Stored entries

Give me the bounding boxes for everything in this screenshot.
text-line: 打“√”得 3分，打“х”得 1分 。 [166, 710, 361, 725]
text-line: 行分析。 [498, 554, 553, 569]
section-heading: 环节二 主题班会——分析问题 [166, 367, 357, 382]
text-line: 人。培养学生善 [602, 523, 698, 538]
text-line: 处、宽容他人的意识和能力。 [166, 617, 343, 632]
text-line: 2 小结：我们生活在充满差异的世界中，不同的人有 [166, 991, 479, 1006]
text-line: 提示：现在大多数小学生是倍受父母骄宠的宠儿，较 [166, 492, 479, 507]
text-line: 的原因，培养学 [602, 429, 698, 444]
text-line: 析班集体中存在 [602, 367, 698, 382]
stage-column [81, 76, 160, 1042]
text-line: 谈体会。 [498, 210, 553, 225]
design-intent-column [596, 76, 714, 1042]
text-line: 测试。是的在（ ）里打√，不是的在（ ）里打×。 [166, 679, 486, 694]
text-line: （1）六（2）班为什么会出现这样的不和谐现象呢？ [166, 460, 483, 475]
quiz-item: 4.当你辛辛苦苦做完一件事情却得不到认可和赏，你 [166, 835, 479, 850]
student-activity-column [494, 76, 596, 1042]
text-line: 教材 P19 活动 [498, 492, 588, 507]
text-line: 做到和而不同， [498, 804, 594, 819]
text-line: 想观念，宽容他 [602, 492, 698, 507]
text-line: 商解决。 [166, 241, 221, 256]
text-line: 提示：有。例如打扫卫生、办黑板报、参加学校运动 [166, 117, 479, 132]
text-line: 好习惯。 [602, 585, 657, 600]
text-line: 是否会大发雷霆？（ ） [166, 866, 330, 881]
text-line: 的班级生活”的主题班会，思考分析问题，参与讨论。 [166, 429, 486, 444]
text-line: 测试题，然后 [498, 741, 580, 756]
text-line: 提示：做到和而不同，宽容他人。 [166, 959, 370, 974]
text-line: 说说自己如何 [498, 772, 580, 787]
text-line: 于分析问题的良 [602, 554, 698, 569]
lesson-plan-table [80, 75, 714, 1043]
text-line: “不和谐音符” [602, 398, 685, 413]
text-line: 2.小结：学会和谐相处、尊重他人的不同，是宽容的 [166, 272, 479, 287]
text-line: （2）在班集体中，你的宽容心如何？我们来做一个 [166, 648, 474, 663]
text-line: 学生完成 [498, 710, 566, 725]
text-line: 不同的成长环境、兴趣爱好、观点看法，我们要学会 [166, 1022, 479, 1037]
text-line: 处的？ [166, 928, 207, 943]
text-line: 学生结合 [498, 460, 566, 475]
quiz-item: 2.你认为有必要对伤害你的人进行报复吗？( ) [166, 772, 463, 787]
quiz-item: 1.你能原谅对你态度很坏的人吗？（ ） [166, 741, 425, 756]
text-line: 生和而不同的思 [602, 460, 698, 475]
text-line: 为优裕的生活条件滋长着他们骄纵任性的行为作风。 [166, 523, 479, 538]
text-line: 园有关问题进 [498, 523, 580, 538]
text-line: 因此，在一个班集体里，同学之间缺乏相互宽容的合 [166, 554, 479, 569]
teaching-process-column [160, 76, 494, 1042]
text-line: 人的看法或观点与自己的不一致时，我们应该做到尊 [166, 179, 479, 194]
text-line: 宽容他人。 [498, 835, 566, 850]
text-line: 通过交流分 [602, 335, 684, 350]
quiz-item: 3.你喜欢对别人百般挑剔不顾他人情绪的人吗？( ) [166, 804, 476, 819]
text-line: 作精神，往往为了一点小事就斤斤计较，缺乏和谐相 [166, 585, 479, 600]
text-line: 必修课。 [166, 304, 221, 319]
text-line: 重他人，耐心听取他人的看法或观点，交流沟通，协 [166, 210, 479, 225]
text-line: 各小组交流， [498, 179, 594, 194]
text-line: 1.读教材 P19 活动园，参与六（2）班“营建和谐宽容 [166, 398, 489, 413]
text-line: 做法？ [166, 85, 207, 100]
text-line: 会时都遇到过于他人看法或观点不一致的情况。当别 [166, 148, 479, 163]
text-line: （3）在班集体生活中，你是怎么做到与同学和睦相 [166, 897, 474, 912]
==
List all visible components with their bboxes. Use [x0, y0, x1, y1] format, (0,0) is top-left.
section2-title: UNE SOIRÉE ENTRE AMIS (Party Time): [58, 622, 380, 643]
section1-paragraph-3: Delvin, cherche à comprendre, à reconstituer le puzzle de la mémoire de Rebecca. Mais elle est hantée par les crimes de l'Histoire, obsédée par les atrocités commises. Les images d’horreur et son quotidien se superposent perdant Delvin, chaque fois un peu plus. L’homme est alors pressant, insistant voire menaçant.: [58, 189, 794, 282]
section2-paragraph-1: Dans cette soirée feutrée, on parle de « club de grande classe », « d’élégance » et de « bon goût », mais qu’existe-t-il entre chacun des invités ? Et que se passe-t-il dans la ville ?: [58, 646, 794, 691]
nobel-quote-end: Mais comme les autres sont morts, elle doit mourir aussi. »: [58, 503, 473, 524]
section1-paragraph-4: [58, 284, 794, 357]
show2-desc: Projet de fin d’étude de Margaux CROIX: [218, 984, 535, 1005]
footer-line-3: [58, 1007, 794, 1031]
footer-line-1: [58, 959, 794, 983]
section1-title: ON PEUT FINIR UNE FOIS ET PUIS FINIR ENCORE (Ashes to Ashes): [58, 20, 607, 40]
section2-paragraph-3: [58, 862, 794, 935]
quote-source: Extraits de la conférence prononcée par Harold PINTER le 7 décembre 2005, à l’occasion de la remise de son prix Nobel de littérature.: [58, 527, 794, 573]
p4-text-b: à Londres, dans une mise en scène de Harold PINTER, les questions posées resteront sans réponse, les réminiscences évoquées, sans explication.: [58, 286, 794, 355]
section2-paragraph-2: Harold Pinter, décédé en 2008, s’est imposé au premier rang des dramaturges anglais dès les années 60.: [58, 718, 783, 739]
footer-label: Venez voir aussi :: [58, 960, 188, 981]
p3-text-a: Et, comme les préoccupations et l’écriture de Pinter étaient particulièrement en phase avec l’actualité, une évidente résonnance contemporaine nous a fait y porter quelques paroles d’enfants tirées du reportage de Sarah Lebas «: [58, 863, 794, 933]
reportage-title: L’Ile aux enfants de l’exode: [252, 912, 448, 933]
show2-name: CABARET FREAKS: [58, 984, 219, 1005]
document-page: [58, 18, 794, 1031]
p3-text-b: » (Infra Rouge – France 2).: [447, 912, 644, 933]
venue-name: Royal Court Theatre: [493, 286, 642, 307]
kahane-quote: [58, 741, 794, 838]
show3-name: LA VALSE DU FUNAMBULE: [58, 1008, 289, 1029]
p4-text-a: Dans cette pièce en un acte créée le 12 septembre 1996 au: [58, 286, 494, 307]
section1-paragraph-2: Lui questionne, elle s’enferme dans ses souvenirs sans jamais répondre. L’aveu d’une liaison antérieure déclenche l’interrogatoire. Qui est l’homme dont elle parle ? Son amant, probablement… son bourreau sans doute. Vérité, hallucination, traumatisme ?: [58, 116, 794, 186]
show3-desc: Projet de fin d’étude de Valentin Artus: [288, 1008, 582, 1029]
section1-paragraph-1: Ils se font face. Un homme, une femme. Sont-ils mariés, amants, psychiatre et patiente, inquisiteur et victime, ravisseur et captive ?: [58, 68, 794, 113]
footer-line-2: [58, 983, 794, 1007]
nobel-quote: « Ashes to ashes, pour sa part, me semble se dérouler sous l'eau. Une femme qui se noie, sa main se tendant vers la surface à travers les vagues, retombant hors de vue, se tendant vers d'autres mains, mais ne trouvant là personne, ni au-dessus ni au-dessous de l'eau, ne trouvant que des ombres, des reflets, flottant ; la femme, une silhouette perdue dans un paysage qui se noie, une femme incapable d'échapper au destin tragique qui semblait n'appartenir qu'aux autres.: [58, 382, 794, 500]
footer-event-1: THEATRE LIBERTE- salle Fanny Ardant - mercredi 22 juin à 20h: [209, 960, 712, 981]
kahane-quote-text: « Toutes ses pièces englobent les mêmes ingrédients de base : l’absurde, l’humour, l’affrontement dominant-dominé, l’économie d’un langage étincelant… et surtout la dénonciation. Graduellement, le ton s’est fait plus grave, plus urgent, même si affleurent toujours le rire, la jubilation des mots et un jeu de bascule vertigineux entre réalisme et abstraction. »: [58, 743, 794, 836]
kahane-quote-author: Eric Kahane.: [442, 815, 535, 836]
* * *
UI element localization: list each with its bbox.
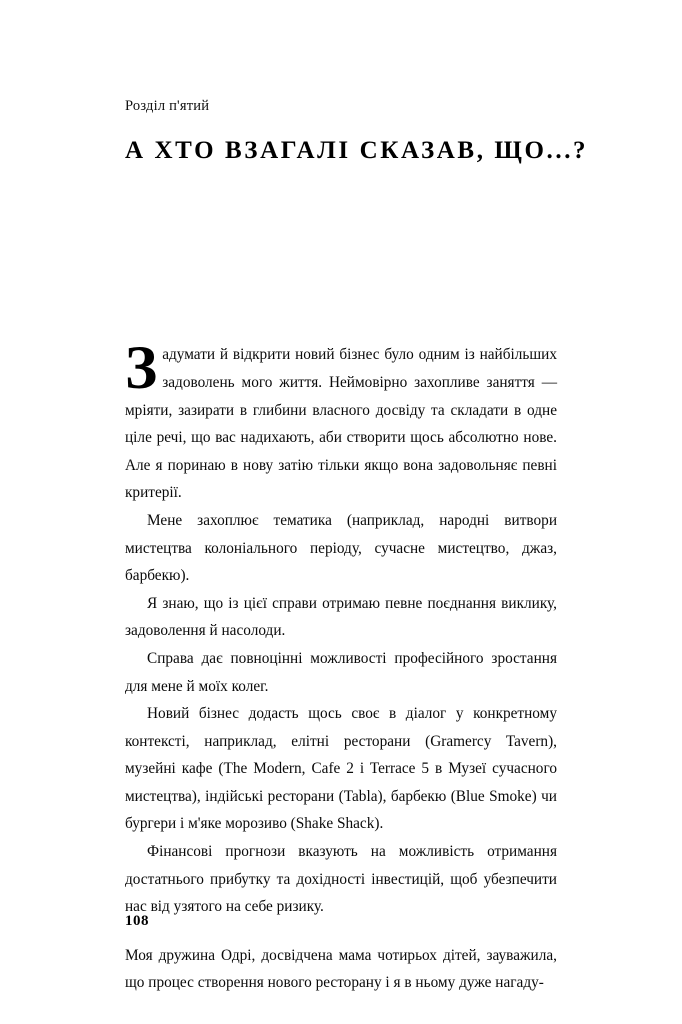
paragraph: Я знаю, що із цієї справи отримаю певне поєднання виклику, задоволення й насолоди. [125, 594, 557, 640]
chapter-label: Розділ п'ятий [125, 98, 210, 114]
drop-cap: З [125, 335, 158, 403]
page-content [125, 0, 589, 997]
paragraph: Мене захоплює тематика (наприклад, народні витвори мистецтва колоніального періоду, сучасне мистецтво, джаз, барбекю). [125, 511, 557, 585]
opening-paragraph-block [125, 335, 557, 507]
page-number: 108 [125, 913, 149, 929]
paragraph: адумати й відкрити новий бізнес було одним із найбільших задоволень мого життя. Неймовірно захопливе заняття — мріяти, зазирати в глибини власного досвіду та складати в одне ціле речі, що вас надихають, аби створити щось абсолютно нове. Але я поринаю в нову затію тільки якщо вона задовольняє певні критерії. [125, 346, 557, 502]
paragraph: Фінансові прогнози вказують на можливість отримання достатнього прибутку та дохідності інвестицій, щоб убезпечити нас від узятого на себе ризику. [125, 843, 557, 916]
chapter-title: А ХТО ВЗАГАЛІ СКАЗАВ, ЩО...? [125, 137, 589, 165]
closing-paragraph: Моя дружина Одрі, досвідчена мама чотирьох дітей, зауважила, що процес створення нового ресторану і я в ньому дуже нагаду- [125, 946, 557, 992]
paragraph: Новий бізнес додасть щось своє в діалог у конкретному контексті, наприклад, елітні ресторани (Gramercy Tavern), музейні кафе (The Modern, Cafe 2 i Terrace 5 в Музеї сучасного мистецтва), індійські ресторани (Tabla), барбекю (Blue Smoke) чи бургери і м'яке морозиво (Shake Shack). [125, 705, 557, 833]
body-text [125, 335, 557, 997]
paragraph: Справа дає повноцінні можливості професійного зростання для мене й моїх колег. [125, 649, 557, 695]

● Written request:
Please quote, word for word, the entries starting at the line that contains "Give me the" and ending at the line that contains "text-line: 处、宽容他人的意识和能力。 [166, 617, 343, 632]", including both of those lines and nothing else.

● Output of the exercise:
Give me the bounding boxes for everything in this screenshot.
text-line: 打“√”得 3分，打“х”得 1分 。 [166, 710, 361, 725]
text-line: 行分析。 [498, 554, 553, 569]
section-heading: 环节二 主题班会——分析问题 [166, 367, 357, 382]
text-line: 人。培养学生善 [602, 523, 698, 538]
text-line: 处、宽容他人的意识和能力。 [166, 617, 343, 632]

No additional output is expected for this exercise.